Start of RECORD SET

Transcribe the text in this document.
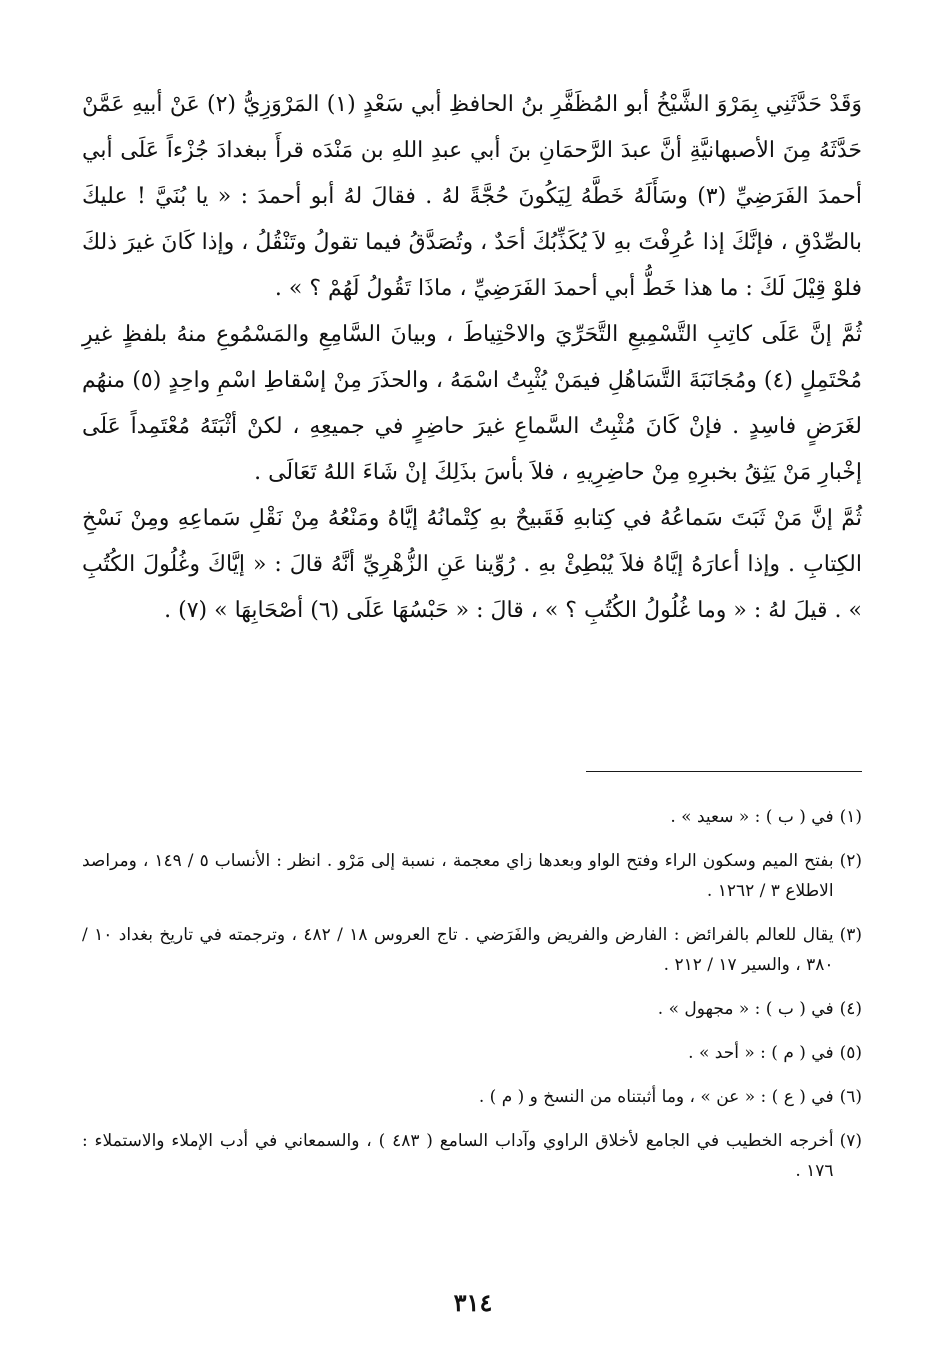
وَقَدْ حَدَّثَنِي بِمَرْوَ الشَّيْخُ أبو المُظَفَّرِ بنُ الحافظِ أبي سَعْدٍ (١) المَرْوَزِيُّ (٢) عَنْ أبيهِ عَمَّنْ حَدَّثَهُ مِنَ الأصبهانيَّةِ أنَّ عبدَ الرَّحمَانِ بنَ أبي عبدِ اللهِ بن مَنْدَه قرأَ ببغدادَ جُزْءاً عَلَى أبي أحمدَ الفَرَضِيِّ (٣) وسَأَلَهُ خَطَّهُ لِيَكُونَ حُجَّةً لهُ . فقالَ لهُ أبو أحمدَ : « يا بُنَيَّ ! عليكَ بالصِّدْقِ ، فإنَّكَ إذا عُرِفْتَ بهِ لاَ يُكَذِّبُكَ أحَدٌ ، وتُصَدَّقُ فيما تقولُ وتَنْقُلُ ، وإذا كَانَ غيرَ ذلكَ فلوْ قِيْلَ لَكَ : ما هذا خَطُّ أبي أحمدَ الفَرَضِيِّ ، ماذَا تَقُولُ لَهُمْ ؟ » .

ثُمَّ إنَّ عَلَى كاتِبِ التَّسْمِيعِ التَّحَرِّيَ والاحْتِياطَ ، وبيانَ السَّامِعِ والمَسْمُوعِ منهُ بلفظٍ غيرِ مُحْتَمِلٍ (٤) ومُجَانَبَةَ التَّسَاهُلِ فيمَنْ يُثْبِتُ اسْمَهُ ، والحذَرَ مِنْ إسْقاطِ اسْمِ واحِدٍ (٥) منهُم لغَرَضٍ فاسِدٍ . فإنْ كَانَ مُثْبِتُ السَّماعِ غيرَ حاضِرٍ في جميعِهِ ، لكنْ أثْبَتَهُ مُعْتَمِداً عَلَى إخْبارِ مَنْ يَثِقُ بخبرِهِ مِنْ حاضِرِيهِ ، فلاَ بأسَ بذَلِكَ إنْ شَاءَ اللهُ تَعَالَى .

ثُمَّ إنَّ مَنْ ثَبَتَ سَماعُهُ في كِتابهِ فَقَبيحٌ بهِ كِتْمانُهُ إيَّاهُ ومَنْعُهُ مِنْ نَقْلِ سَماعِهِ ومِنْ نَسْخِ الكِتابِ . وإذا أعارَهُ إيَّاهُ فلاَ يُبْطِئْ بهِ . رُوِّينا عَنِ الزُّهْرِيِّ أنَّهُ قالَ : « إيَّاكَ وغُلُولَ الكُتُبِ » . قيلَ لهُ : « وما غُلُولُ الكُتُبِ ؟ » ، قالَ : « حَبْسُهَا عَلَى (٦) أصْحَابِهَا » (٧) .

(١)
في ( ب ) : « سعيد » .
(٢)
بفتح الميم وسكون الراء وفتح الواو وبعدها زاي معجمة ، نسبة إلى مَرْو . انظر : الأنساب ٥ / ١٤٩ ، ومراصد الاطلاع ٣ / ١٢٦٢ .
(٣)
يقال للعالم بالفرائض : الفارض والفريض والفَرَضي . تاج العروس ١٨ / ٤٨٢ ، وترجمته في تاريخ بغداد ١٠ / ٣٨٠ ، والسير ١٧ / ٢١٢ .
(٤)
في ( ب ) : « مجهول » .
(٥)
في ( م ) : « أحد » .
(٦)
في ( ع ) : « عن » ، وما أثبتناه من النسخ و ( م ) .
(٧)
أخرجه الخطيب في الجامع لأخلاق الراوي وآداب السامع ( ٤٨٣ ) ، والسمعاني في أدب الإملاء والاستملاء : ١٧٦ .
٣١٤
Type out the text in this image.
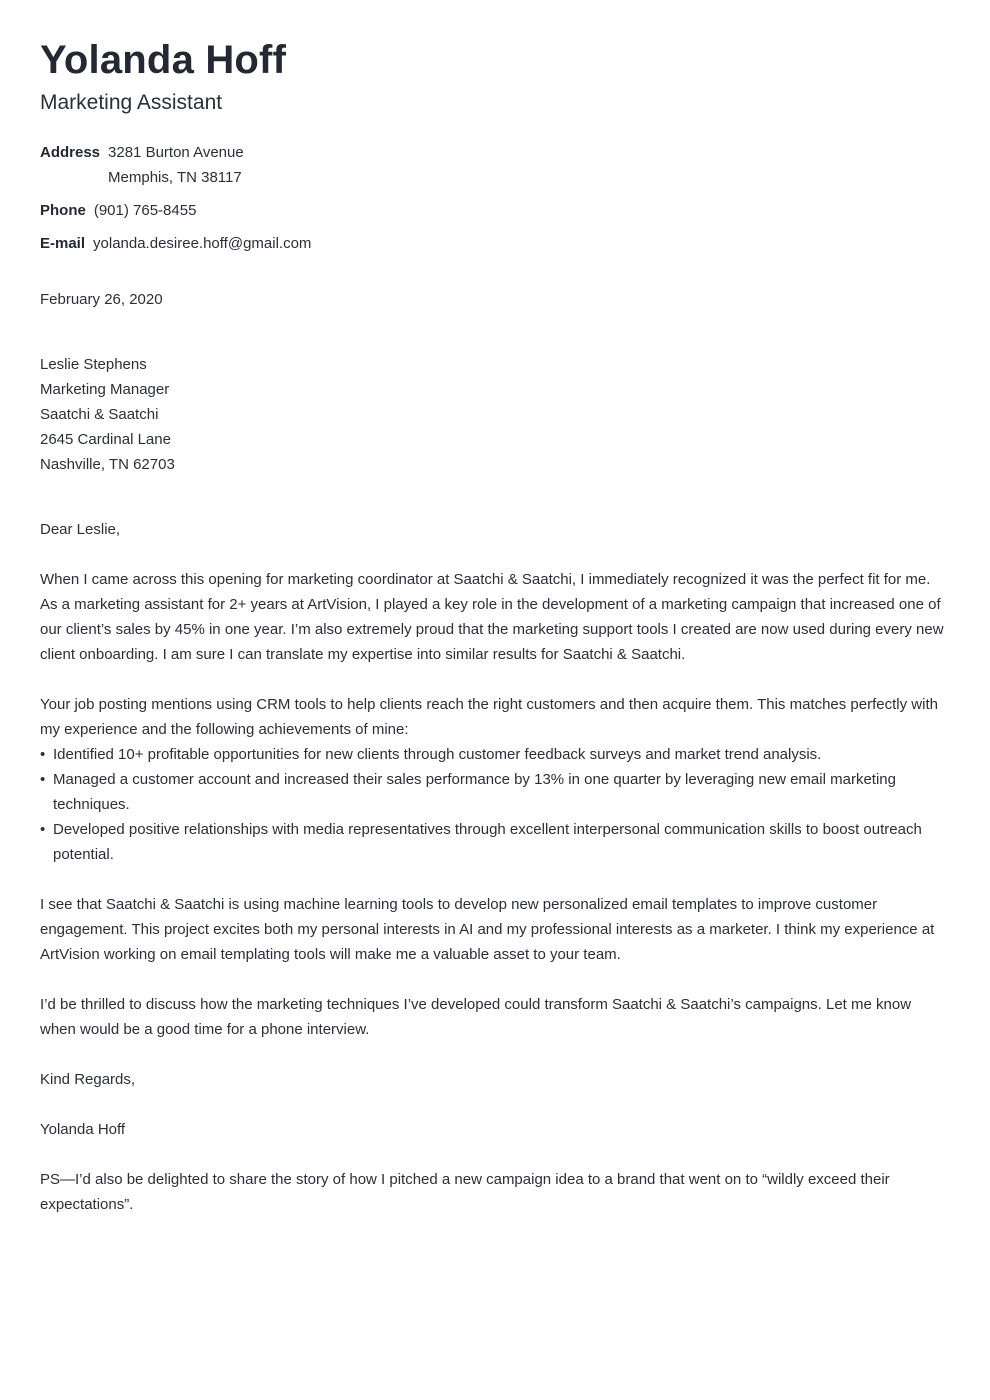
Yolanda Hoff
Marketing Assistant
Address 3281 Burton Avenue
Memphis, TN 38117
Phone (901) 765-8455
E-mail yolanda.desiree.hoff@gmail.com
February 26, 2020
Leslie Stephens
Marketing Manager
Saatchi & Saatchi
2645 Cardinal Lane
Nashville, TN 62703
Dear Leslie,

When I came across this opening for marketing coordinator at Saatchi & Saatchi, I immediately recognized it was the perfect fit for me. As a marketing assistant for 2+ years at ArtVision, I played a key role in the development of a marketing campaign that increased one of our client’s sales by 45% in one year. I’m also extremely proud that the marketing support tools I created are now used during every new client onboarding. I am sure I can translate my expertise into similar results for Saatchi & Saatchi.

Your job posting mentions using CRM tools to help clients reach the right customers and then acquire them. This matches perfectly with my experience and the following achievements of mine:

• Identified 10+ profitable opportunities for new clients through customer feedback surveys and market trend analysis.
• Managed a customer account and increased their sales performance by 13% in one quarter by leveraging new email marketing techniques.
• Developed positive relationships with media representatives through excellent interpersonal communication skills to boost outreach potential.

I see that Saatchi & Saatchi is using machine learning tools to develop new personalized email templates to improve customer engagement. This project excites both my personal interests in AI and my professional interests as a marketer. I think my experience at ArtVision working on email templating tools will make me a valuable asset to your team.

I’d be thrilled to discuss how the marketing techniques I’ve developed could transform Saatchi & Saatchi’s campaigns. Let me know when would be a good time for a phone interview.

Kind Regards,
Yolanda Hoff

PS—I’d also be delighted to share the story of how I pitched a new campaign idea to a brand that went on to “wildly exceed their expectations”.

End of RECORD SET

▶ THE TASK:
State how many lines of the material contain the string "clients", with no other words.

▶ OUTPUT FOR THIS EXERCISE:
2